-- start Supplied material --

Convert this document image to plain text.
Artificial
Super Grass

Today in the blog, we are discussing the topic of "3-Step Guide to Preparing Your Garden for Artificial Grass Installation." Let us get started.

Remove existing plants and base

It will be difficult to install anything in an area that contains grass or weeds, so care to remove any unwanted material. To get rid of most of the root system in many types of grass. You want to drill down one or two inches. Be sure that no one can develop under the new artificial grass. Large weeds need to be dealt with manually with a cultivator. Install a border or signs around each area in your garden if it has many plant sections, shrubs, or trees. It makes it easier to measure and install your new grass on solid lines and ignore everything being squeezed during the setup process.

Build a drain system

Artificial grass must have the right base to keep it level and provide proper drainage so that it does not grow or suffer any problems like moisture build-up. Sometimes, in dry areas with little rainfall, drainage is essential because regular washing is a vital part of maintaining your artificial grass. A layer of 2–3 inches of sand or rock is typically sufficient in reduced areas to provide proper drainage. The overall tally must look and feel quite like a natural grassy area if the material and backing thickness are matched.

-- end Supplied material --
-- start Supplied material --

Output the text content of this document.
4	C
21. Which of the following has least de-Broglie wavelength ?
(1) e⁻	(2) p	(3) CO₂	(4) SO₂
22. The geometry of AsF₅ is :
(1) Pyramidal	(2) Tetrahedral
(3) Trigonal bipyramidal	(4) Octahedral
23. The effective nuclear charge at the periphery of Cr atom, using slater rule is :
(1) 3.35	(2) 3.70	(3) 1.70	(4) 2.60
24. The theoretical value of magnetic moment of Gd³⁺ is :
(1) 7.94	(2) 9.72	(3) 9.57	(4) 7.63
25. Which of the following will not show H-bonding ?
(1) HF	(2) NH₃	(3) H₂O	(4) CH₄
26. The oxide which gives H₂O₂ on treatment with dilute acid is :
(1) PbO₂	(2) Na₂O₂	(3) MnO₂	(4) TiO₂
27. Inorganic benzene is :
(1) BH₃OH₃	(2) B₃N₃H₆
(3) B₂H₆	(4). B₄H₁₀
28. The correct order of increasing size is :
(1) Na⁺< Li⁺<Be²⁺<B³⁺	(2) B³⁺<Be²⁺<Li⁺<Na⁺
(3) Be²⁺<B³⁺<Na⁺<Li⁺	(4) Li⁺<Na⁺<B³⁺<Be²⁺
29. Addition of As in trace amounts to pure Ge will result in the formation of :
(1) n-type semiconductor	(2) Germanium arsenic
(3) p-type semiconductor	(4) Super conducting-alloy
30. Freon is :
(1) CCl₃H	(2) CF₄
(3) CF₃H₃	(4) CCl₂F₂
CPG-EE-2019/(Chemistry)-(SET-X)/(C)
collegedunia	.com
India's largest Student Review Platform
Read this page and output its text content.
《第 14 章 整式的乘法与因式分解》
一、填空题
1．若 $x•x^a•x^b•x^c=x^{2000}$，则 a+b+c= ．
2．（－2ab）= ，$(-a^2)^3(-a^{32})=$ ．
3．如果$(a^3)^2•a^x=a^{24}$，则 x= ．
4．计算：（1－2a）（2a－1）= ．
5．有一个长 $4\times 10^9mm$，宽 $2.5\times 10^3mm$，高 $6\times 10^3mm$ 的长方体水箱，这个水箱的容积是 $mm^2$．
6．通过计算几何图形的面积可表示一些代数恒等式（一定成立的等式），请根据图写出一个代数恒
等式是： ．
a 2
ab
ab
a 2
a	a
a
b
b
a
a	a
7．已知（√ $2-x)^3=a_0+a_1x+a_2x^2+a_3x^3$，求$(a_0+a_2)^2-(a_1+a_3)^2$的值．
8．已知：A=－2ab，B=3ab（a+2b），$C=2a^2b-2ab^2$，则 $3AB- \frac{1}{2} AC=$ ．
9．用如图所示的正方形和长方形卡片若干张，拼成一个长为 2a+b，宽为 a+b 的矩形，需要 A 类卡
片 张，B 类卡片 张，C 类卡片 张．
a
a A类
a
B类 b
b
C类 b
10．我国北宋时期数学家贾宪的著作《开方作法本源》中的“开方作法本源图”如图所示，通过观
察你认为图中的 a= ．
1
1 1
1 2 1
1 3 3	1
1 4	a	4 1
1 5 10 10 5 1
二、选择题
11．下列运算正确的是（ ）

-- end Supplied material --

Stated goal.
Check each line above for the string "following" and report how many lines have it, giving only the number.

Solved exercise.
2